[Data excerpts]

◇ ◇ ◇ ◇

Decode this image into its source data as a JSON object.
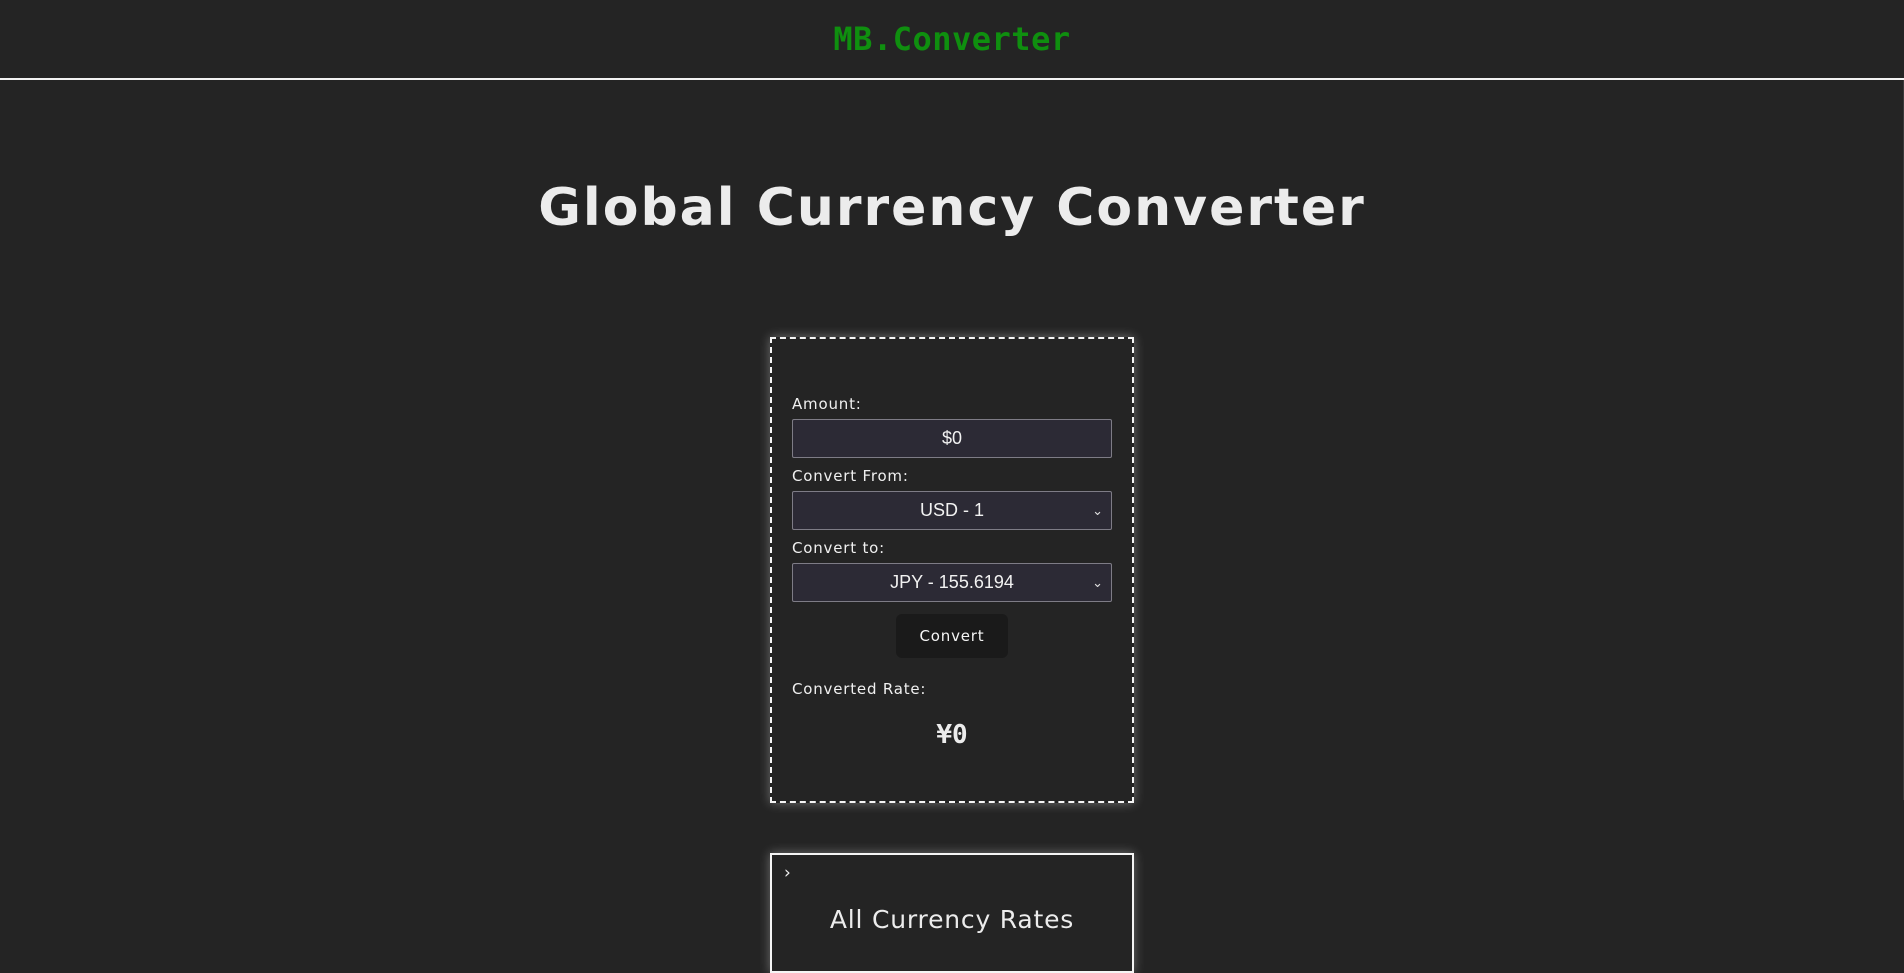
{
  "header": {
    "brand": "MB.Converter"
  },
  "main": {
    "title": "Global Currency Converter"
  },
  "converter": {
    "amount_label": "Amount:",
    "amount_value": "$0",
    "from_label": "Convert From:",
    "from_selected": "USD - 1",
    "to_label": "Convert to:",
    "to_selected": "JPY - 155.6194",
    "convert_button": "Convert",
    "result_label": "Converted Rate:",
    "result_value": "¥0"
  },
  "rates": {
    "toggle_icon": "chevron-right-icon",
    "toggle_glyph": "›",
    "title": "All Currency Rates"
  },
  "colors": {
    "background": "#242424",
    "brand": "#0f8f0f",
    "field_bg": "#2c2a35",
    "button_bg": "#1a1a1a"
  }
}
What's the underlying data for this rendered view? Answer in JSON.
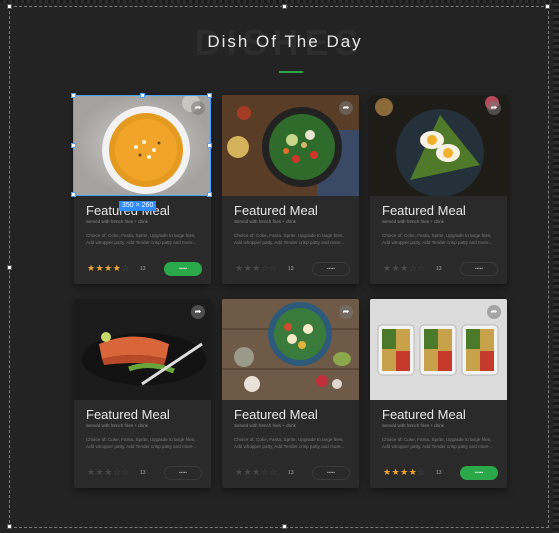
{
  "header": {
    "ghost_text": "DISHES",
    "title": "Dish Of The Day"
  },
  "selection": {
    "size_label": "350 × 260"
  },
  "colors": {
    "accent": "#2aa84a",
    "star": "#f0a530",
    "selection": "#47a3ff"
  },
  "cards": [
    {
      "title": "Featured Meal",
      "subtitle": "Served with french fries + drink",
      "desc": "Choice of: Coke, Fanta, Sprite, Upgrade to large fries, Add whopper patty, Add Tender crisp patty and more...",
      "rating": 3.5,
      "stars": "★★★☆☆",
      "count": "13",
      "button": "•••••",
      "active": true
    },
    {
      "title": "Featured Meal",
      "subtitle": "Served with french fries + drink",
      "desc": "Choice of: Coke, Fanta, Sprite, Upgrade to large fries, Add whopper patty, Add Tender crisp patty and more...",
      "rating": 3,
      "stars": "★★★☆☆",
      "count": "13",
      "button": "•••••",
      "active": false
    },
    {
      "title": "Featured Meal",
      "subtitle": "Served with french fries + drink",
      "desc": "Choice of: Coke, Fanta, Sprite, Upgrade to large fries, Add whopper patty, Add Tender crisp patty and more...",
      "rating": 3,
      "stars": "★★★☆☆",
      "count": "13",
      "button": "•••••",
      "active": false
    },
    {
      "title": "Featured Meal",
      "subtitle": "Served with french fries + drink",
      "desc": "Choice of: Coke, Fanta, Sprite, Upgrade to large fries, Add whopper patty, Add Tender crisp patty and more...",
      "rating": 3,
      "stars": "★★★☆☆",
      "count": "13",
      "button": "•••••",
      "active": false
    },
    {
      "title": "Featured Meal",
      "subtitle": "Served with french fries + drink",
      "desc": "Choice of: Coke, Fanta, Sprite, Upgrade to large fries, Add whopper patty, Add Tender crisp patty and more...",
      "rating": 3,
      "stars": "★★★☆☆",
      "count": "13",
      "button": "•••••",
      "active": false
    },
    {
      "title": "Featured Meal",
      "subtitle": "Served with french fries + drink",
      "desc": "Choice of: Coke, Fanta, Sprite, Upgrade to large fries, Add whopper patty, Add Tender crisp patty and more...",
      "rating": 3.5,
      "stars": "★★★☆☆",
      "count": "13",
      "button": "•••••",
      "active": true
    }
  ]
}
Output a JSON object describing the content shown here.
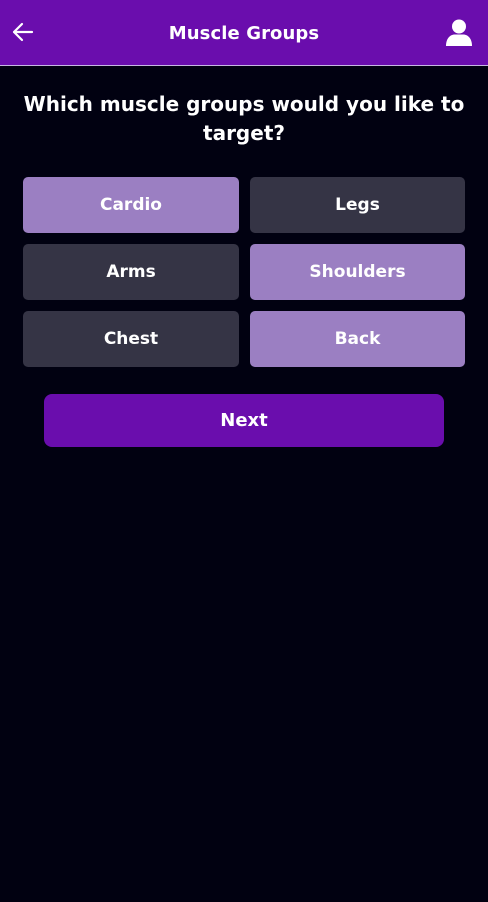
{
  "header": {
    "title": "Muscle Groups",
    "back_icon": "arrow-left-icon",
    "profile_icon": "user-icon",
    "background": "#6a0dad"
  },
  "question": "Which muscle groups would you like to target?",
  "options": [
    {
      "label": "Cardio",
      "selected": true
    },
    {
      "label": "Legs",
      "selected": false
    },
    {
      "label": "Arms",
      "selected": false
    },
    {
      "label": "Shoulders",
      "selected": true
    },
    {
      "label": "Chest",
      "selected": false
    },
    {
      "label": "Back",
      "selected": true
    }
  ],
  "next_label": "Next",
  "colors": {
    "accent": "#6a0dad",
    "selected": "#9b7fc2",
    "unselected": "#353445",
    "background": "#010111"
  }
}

◇ ◇ ◇ ◇

Copy every record above exactly as written, but leave out the pictures.

**EXERCISE ANSWER**
Decode this image into its source data as a JSON object.
{
  "header": {
    "brand": "MB.Converter"
  },
  "main": {
    "title": "Global Currency Converter"
  },
  "converter": {
    "amount_label": "Amount:",
    "amount_value": "$0",
    "from_label": "Convert From:",
    "from_selected": "USD - 1",
    "to_label": "Convert to:",
    "to_selected": "JPY - 155.6194",
    "convert_button": "Convert",
    "result_label": "Converted Rate:",
    "result_value": "¥0"
  },
  "rates": {
    "toggle_icon": "chevron-right-icon",
    "toggle_glyph": "›",
    "title": "All Currency Rates"
  },
  "colors": {
    "background": "#242424",
    "brand": "#0f8f0f",
    "field_bg": "#2c2a35",
    "button_bg": "#1a1a1a"
  }
}
What's the underlying data for this rendered view? Answer in JSON.
{
  "header": {
    "ghost_text": "DISHES",
    "title": "Dish Of The Day"
  },
  "selection": {
    "size_label": "350 × 260"
  },
  "colors": {
    "accent": "#2aa84a",
    "star": "#f0a530",
    "selection": "#47a3ff"
  },
  "cards": [
    {
      "title": "Featured Meal",
      "subtitle": "Served with french fries + drink",
      "desc": "Choice of: Coke, Fanta, Sprite, Upgrade to large fries, Add whopper patty, Add Tender crisp patty and more...",
      "rating": 3.5,
      "stars": "★★★☆☆",
      "count": "13",
      "button": "•••••",
      "active": true
    },
    {
      "title": "Featured Meal",
      "subtitle": "Served with french fries + drink",
      "desc": "Choice of: Coke, Fanta, Sprite, Upgrade to large fries, Add whopper patty, Add Tender crisp patty and more...",
      "rating": 3,
      "stars": "★★★☆☆",
      "count": "13",
      "button": "•••••",
      "active": false
    },
    {
      "title": "Featured Meal",
      "subtitle": "Served with french fries + drink",
      "desc": "Choice of: Coke, Fanta, Sprite, Upgrade to large fries, Add whopper patty, Add Tender crisp patty and more...",
      "rating": 3,
      "stars": "★★★☆☆",
      "count": "13",
      "button": "•••••",
      "active": false
    },
    {
      "title": "Featured Meal",
      "subtitle": "Served with french fries + drink",
      "desc": "Choice of: Coke, Fanta, Sprite, Upgrade to large fries, Add whopper patty, Add Tender crisp patty and more...",
      "rating": 3,
      "stars": "★★★☆☆",
      "count": "13",
      "button": "•••••",
      "active": false
    },
    {
      "title": "Featured Meal",
      "subtitle": "Served with french fries + drink",
      "desc": "Choice of: Coke, Fanta, Sprite, Upgrade to large fries, Add whopper patty, Add Tender crisp patty and more...",
      "rating": 3,
      "stars": "★★★☆☆",
      "count": "13",
      "button": "•••••",
      "active": false
    },
    {
      "title": "Featured Meal",
      "subtitle": "Served with french fries + drink",
      "desc": "Choice of: Coke, Fanta, Sprite, Upgrade to large fries, Add whopper patty, Add Tender crisp patty and more...",
      "rating": 3.5,
      "stars": "★★★☆☆",
      "count": "13",
      "button": "•••••",
      "active": true
    }
  ]
}
Output a JSON object describing the content shown here.
{
  "header": {
    "title": "Muscle Groups",
    "back_icon": "arrow-left-icon",
    "profile_icon": "user-icon",
    "background": "#6a0dad"
  },
  "question": "Which muscle groups would you like to target?",
  "options": [
    {
      "label": "Cardio",
      "selected": true
    },
    {
      "label": "Legs",
      "selected": false
    },
    {
      "label": "Arms",
      "selected": false
    },
    {
      "label": "Shoulders",
      "selected": true
    },
    {
      "label": "Chest",
      "selected": false
    },
    {
      "label": "Back",
      "selected": true
    }
  ],
  "next_label": "Next",
  "colors": {
    "accent": "#6a0dad",
    "selected": "#9b7fc2",
    "unselected": "#353445",
    "background": "#010111"
  }
}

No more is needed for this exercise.